Stated task »
Count every line below that contains "breakdown", then state the total with no other output.

Data listing
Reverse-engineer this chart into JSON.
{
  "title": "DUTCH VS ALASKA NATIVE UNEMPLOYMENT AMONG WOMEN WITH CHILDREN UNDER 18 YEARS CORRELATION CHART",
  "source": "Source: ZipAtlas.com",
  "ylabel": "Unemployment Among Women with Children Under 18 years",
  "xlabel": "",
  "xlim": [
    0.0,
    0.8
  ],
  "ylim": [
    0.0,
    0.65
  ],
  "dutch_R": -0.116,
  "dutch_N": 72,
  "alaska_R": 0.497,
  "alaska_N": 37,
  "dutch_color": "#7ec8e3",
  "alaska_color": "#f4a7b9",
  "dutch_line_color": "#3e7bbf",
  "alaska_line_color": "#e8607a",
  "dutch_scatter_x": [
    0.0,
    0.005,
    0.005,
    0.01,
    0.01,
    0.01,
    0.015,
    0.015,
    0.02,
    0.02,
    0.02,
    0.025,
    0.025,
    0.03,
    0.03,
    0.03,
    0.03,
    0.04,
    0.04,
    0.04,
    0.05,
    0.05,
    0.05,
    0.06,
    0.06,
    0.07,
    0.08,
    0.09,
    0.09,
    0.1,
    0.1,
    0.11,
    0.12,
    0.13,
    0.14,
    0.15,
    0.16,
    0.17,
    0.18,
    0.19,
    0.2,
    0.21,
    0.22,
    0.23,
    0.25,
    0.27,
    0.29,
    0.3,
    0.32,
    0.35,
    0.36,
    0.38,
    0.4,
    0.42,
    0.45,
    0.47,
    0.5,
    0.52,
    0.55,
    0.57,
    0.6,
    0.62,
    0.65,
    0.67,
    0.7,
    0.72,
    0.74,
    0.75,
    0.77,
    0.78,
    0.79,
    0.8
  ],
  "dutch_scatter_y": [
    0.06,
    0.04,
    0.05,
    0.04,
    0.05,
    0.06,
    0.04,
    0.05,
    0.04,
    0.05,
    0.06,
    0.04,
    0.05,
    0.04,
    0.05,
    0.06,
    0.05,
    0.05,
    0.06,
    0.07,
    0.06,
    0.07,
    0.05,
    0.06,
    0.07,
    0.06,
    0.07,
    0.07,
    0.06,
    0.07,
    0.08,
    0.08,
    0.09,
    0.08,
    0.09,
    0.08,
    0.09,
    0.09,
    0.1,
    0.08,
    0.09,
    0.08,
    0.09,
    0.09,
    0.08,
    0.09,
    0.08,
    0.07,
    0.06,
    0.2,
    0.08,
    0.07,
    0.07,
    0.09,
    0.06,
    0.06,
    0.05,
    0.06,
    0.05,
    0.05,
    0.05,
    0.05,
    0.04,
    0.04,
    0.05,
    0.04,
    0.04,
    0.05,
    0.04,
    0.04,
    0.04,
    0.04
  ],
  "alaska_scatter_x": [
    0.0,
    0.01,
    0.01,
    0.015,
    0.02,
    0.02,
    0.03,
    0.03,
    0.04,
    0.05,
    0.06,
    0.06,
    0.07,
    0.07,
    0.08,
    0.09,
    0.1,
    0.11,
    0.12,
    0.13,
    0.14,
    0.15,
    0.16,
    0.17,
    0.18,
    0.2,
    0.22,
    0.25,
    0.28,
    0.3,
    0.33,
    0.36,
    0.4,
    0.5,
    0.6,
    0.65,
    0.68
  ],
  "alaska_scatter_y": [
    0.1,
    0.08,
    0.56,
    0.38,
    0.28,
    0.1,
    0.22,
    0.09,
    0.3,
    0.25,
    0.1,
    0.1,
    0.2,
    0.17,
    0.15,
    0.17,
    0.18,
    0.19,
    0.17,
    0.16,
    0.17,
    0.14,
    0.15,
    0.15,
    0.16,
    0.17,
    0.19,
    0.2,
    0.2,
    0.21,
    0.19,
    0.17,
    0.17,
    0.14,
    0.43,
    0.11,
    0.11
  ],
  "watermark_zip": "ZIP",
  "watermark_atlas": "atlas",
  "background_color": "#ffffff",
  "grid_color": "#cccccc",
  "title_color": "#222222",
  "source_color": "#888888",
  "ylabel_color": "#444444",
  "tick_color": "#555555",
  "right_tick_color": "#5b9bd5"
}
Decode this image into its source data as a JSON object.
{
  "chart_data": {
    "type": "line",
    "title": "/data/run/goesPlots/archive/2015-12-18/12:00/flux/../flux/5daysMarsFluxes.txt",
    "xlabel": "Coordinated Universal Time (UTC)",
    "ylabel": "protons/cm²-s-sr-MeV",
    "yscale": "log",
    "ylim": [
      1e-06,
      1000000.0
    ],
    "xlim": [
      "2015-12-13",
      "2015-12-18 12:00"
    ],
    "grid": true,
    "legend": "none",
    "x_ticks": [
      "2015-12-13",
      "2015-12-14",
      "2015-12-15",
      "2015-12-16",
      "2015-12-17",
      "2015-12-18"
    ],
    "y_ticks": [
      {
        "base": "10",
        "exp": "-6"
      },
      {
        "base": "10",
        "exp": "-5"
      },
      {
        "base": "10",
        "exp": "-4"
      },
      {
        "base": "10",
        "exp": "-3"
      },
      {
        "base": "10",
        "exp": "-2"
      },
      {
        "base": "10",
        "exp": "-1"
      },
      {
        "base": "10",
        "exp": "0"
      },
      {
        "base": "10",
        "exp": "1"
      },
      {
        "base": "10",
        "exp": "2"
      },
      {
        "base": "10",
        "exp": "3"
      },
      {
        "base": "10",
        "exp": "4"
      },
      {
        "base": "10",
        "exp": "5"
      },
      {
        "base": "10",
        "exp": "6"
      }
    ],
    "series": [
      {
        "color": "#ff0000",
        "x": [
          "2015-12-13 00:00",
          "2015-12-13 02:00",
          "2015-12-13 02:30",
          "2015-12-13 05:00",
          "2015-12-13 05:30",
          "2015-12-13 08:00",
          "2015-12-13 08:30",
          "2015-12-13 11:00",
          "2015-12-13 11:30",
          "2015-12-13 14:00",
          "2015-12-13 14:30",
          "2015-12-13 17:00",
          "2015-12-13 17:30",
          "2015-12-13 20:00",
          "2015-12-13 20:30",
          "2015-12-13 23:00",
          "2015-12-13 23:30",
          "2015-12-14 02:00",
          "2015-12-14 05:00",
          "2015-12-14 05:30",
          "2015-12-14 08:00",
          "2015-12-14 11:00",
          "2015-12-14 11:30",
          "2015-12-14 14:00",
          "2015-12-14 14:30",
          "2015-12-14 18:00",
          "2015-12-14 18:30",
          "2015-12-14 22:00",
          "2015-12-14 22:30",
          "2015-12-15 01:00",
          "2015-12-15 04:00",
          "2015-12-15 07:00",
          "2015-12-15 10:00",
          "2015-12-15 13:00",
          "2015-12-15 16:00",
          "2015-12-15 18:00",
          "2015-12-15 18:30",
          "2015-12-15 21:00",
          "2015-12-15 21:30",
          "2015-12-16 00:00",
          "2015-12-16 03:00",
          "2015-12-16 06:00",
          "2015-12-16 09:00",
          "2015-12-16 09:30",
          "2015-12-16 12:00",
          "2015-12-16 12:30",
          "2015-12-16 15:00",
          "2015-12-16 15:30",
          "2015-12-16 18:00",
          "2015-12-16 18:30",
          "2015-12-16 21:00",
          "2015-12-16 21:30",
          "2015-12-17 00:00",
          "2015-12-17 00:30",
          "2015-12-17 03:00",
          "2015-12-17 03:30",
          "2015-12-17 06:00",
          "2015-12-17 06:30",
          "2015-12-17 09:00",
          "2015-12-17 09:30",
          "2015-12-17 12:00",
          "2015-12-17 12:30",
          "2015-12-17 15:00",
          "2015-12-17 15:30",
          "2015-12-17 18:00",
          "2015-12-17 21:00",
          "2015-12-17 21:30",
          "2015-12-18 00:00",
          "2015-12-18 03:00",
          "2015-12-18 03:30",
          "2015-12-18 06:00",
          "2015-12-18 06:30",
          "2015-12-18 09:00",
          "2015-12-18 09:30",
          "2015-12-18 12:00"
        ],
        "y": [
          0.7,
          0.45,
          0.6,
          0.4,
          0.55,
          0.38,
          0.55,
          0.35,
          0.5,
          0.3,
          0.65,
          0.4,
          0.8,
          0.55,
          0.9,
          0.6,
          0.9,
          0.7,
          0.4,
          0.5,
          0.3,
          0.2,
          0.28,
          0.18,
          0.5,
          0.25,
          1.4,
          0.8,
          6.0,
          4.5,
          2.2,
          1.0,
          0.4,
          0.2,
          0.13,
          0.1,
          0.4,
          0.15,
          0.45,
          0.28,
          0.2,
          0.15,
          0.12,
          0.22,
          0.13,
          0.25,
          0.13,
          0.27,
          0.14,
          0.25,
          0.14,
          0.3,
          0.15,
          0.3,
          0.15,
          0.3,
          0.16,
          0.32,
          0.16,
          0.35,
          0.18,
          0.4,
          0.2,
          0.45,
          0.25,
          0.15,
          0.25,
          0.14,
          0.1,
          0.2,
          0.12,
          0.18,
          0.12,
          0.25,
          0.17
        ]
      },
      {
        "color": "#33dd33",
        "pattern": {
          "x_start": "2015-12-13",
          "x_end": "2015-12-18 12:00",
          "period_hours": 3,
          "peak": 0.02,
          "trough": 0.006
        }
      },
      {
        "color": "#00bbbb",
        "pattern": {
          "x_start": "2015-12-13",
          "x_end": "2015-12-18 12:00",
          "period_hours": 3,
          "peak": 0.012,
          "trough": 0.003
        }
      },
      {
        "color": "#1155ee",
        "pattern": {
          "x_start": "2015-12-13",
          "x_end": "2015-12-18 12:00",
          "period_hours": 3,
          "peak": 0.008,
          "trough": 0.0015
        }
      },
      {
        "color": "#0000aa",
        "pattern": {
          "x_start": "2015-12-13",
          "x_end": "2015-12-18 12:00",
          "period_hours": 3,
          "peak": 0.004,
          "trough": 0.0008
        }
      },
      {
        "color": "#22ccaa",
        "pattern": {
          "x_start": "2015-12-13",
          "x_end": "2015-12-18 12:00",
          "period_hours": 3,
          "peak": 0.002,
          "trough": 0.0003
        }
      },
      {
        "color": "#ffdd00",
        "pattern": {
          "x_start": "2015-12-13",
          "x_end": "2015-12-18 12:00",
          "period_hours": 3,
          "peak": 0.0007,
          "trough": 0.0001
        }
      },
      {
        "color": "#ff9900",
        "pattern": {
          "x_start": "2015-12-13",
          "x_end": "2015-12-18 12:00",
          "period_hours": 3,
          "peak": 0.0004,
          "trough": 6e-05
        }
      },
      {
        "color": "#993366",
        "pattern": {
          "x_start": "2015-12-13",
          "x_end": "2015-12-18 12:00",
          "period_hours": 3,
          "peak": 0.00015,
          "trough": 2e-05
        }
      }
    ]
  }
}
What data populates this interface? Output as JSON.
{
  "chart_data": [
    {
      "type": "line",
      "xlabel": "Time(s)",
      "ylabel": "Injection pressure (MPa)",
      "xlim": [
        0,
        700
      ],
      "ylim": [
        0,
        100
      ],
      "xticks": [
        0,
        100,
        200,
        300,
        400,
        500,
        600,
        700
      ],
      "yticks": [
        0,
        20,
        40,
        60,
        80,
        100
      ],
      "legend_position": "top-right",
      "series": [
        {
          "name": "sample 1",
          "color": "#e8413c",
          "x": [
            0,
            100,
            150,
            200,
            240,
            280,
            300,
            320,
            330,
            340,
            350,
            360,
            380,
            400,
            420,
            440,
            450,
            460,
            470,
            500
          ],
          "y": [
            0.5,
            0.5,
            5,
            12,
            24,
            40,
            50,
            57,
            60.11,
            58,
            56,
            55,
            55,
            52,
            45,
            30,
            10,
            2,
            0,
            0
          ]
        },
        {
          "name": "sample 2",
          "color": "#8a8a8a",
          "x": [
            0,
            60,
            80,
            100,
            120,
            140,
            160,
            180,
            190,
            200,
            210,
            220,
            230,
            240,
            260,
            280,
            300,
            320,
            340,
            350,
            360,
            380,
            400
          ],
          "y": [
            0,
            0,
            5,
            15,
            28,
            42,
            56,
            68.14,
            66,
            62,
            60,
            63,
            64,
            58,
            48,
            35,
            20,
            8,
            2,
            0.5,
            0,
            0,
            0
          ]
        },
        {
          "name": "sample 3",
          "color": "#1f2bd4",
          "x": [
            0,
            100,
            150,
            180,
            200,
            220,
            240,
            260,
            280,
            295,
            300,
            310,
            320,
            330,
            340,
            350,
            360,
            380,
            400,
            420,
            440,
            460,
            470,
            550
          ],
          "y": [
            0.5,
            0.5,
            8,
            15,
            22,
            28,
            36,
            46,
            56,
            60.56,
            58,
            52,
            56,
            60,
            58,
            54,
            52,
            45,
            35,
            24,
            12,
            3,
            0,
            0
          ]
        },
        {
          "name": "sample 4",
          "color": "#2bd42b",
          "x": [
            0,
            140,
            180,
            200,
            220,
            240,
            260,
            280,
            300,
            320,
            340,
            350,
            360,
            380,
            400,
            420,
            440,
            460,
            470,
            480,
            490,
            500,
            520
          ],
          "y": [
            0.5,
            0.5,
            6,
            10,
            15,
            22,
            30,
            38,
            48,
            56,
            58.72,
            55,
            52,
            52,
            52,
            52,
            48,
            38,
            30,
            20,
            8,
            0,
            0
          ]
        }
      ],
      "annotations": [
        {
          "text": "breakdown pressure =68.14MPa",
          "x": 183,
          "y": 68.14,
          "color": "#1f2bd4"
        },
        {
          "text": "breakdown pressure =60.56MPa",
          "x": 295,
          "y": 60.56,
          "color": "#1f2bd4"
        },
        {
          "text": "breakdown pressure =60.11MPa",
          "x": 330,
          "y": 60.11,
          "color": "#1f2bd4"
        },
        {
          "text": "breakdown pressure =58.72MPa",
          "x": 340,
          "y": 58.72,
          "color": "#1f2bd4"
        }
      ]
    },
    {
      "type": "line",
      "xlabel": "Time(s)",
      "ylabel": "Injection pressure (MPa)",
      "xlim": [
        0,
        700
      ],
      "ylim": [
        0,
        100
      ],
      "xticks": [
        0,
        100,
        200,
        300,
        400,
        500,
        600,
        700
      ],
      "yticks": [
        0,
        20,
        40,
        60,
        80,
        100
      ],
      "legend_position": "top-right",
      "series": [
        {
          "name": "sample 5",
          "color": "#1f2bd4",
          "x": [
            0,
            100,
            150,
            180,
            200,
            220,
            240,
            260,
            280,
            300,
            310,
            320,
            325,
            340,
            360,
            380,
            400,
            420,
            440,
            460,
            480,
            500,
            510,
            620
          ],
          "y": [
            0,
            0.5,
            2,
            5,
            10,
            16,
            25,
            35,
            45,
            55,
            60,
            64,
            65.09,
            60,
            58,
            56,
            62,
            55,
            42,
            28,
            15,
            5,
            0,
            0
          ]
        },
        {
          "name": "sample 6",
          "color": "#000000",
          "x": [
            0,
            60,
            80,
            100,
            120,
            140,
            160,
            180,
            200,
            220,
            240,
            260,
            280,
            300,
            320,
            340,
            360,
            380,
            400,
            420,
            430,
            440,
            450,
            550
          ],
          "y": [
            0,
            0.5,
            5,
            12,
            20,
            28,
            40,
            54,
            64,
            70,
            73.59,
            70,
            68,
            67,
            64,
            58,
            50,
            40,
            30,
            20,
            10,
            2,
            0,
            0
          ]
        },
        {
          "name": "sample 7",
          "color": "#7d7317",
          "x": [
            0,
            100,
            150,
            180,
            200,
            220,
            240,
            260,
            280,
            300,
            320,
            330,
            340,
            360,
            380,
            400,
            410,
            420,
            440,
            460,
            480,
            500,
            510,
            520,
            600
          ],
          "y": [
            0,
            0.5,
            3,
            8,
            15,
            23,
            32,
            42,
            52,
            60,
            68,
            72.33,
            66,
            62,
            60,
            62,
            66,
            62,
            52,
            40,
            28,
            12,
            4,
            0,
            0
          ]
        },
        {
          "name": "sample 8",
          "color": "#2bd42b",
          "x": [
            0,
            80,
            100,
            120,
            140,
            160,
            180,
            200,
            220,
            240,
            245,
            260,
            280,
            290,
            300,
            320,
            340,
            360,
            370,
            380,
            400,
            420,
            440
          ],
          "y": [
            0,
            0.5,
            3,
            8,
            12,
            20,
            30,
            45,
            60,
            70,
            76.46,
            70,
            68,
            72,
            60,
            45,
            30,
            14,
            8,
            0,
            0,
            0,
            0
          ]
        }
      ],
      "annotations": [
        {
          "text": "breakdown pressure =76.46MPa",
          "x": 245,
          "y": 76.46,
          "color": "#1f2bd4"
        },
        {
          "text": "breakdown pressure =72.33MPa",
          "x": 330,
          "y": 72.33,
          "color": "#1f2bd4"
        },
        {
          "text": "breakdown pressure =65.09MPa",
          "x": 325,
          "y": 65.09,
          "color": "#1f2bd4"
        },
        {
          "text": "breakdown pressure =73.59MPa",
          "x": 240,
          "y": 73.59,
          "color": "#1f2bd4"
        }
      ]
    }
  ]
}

Exercise response »
8